THE EXERCISE :: Look through the lines of the material and count those containing "Faith". Give that count alone.

RECORDS PROVIDED ::
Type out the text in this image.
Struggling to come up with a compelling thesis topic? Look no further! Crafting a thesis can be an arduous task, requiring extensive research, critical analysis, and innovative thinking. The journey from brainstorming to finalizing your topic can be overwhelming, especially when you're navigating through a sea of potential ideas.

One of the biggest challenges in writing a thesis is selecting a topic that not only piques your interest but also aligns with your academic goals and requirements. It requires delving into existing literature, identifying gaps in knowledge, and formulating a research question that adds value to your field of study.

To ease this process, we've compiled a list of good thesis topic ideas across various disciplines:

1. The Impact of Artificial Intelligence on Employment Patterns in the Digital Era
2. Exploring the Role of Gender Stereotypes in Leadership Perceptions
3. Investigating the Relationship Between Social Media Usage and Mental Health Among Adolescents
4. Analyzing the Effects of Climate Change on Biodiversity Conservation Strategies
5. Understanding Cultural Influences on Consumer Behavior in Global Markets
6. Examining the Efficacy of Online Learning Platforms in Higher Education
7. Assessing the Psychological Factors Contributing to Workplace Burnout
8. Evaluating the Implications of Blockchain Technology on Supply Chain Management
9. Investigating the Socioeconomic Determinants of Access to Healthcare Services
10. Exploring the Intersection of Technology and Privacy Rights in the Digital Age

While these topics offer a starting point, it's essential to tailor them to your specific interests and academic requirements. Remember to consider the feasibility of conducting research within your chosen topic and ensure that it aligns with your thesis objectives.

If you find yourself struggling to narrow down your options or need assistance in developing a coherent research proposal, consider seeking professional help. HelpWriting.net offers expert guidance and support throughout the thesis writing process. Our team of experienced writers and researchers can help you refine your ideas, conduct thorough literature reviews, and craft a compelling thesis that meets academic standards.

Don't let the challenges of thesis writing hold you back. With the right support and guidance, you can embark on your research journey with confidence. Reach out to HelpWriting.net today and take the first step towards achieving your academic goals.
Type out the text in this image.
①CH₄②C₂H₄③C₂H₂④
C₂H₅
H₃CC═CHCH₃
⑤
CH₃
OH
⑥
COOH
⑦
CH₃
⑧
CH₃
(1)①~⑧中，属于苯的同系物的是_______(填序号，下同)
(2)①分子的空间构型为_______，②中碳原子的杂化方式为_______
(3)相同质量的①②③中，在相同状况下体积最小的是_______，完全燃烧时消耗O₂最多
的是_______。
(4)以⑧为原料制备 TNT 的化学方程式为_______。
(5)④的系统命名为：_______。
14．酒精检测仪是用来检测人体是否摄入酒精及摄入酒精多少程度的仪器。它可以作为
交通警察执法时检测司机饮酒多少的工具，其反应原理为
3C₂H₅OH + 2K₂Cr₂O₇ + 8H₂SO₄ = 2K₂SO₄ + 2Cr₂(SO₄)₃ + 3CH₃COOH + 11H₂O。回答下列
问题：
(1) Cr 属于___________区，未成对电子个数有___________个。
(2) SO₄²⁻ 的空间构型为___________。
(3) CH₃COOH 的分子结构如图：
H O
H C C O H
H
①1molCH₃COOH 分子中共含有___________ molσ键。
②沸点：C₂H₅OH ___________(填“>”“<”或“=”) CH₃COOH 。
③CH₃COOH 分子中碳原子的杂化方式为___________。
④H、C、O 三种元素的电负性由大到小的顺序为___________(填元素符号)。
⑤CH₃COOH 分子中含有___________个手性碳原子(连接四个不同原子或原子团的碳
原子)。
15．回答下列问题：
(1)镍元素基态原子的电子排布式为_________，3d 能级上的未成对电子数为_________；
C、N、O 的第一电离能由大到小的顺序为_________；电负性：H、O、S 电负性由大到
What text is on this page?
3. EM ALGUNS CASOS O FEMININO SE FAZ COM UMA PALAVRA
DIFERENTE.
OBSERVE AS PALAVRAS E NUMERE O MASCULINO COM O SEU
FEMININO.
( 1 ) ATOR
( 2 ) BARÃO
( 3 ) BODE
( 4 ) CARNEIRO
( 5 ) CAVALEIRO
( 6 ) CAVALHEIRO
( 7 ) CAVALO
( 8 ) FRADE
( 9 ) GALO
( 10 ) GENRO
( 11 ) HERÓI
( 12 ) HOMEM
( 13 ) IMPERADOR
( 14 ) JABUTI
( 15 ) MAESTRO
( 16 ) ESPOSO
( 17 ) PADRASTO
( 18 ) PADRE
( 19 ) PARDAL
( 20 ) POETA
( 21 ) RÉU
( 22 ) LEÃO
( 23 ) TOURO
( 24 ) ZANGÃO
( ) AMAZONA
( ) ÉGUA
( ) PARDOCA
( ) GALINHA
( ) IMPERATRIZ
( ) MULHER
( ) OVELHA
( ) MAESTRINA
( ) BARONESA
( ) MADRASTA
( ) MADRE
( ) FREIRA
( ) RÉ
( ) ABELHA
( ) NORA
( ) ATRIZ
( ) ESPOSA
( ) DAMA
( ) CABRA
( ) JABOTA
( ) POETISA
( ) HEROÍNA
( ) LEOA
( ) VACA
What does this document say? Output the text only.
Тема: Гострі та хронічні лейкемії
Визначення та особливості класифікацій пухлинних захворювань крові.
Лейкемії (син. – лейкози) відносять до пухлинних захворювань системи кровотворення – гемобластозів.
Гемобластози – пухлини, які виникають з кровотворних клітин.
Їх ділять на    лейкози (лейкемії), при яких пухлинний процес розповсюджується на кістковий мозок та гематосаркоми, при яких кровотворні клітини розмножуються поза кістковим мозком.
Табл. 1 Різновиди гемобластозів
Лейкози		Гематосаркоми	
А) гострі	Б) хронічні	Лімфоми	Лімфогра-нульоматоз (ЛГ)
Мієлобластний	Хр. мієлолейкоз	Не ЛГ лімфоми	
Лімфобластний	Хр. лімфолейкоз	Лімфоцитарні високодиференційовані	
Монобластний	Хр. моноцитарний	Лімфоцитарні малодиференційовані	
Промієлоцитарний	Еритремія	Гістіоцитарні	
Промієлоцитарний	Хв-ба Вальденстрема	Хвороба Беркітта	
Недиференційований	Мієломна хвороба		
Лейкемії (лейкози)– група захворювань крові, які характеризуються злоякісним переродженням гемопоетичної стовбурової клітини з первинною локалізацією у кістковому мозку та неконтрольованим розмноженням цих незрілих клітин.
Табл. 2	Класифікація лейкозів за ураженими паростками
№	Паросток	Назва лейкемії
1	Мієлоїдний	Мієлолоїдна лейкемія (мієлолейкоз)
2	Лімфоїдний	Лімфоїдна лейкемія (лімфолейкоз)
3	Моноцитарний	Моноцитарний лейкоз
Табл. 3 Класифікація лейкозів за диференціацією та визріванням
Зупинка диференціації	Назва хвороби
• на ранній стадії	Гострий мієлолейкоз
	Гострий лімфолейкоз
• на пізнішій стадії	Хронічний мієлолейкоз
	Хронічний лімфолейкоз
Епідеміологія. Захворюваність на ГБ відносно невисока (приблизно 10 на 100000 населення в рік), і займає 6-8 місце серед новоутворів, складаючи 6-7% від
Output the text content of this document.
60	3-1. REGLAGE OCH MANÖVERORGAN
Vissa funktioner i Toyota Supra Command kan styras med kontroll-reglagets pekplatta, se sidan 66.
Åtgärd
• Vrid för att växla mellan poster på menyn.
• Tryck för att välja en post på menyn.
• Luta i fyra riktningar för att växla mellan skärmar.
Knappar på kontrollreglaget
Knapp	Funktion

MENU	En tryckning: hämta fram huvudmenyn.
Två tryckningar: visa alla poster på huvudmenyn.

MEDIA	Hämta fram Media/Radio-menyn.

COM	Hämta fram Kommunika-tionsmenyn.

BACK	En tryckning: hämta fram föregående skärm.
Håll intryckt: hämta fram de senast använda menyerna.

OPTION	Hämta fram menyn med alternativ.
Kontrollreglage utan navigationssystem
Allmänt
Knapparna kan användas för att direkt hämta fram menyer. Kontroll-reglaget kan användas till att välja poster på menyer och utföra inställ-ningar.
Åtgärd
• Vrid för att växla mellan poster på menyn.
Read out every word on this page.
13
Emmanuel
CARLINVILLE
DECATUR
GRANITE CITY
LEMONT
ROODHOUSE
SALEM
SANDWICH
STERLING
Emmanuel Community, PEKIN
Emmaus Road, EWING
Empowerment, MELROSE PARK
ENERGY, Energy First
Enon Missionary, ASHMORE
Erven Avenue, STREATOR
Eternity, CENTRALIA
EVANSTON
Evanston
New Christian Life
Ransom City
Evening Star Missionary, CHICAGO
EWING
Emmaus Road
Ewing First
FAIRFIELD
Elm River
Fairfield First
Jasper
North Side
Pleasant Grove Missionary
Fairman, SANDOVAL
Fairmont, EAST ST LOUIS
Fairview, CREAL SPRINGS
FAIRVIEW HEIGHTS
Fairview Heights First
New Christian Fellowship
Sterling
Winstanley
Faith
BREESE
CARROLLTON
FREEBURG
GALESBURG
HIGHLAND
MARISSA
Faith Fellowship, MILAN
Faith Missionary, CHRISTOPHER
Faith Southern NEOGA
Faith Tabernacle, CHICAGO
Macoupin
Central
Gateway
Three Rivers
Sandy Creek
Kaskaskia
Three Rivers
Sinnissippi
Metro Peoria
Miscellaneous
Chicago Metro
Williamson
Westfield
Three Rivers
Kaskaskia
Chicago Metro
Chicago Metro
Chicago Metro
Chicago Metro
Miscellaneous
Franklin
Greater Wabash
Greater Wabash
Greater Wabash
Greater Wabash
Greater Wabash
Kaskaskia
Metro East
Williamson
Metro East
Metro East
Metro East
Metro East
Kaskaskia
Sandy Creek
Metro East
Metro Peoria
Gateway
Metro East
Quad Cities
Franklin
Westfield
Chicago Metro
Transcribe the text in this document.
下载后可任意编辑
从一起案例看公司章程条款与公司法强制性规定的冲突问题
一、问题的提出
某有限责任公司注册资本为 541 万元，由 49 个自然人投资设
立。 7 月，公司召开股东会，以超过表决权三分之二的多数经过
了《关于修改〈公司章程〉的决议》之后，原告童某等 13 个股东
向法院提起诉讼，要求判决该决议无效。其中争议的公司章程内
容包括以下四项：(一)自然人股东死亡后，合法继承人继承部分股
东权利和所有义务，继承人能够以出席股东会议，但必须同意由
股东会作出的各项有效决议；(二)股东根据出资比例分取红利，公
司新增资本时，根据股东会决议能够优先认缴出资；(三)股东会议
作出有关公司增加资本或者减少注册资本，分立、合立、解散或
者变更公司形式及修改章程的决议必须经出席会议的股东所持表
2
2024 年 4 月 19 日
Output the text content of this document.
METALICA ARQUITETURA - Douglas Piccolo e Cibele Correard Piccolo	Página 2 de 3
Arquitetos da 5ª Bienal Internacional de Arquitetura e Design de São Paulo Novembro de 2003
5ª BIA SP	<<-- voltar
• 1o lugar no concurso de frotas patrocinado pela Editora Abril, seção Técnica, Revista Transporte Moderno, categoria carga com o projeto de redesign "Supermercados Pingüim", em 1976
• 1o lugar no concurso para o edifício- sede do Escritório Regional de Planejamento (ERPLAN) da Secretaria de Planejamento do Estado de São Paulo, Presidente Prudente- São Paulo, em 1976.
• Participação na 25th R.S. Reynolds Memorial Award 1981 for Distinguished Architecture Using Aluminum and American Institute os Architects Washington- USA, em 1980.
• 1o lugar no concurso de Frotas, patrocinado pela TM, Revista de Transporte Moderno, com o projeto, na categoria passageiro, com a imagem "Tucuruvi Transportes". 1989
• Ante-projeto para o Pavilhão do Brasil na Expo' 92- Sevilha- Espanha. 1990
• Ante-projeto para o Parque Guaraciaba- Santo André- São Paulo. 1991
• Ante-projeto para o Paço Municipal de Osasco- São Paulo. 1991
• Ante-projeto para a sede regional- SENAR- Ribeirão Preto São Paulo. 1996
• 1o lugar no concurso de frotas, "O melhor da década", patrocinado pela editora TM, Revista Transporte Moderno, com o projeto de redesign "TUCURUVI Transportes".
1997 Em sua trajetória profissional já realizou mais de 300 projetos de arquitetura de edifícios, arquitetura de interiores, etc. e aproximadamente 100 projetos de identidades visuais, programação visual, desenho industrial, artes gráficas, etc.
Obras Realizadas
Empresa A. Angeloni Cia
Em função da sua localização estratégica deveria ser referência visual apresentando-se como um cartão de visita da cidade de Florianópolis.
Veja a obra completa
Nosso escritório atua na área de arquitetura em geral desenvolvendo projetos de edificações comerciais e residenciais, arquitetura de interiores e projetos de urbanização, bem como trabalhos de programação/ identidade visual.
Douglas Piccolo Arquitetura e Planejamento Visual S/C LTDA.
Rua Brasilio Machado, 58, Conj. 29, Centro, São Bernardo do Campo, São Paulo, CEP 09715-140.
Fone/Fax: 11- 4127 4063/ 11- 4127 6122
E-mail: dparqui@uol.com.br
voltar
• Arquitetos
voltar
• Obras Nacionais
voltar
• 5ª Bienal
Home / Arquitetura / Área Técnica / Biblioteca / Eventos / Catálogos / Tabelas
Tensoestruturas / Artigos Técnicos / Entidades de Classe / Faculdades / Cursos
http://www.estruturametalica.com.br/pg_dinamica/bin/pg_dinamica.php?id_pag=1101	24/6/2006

FINISHED EXERCISE :: 5